PROBLEM REQUIREMENTS: Repeat word for word everything from the line containing "Give me a plain-text" to the end of the listing, first and last lines included, and only that.

MATERIAL TO PROCESS:
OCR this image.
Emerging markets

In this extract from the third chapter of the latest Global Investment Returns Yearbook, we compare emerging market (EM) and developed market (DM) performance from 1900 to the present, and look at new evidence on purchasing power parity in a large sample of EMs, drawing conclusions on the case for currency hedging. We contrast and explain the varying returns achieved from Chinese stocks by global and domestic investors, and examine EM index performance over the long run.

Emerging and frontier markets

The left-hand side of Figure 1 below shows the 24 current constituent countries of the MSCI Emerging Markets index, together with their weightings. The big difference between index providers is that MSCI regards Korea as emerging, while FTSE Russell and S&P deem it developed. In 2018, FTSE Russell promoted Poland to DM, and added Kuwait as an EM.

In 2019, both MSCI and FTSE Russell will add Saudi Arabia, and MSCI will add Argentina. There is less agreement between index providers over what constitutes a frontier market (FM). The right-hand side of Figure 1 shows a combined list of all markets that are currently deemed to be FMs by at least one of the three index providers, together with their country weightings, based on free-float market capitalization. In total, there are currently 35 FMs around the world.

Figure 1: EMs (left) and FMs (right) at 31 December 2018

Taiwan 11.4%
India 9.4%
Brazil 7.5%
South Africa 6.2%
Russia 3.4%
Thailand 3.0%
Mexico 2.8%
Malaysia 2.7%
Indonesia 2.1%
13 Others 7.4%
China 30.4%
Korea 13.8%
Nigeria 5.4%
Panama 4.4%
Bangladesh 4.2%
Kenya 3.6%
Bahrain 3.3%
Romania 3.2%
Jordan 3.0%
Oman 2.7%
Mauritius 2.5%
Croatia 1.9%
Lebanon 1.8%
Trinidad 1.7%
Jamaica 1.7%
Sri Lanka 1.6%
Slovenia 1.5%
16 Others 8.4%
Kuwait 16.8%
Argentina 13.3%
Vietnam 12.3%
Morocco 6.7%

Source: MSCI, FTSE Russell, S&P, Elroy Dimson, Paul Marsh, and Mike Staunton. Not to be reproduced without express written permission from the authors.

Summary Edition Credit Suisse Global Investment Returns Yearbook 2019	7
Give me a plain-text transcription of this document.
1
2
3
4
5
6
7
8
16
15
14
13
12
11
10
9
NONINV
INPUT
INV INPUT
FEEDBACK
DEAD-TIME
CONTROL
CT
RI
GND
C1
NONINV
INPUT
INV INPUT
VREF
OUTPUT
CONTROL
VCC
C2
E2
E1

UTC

ANSWER TO THE EXERCISE:
Give me a plain-text transcription of this document.
1
2
3
4
5
6
7
8
16
15
14
13
12
11
10
9
NONINV
INPUT
INV INPUT
FEEDBACK
DEAD-TIME
CONTROL
CT
RI
GND
C1
NONINV
INPUT
INV INPUT
VREF
OUTPUT
CONTROL
VCC
C2
E2
E1

UTC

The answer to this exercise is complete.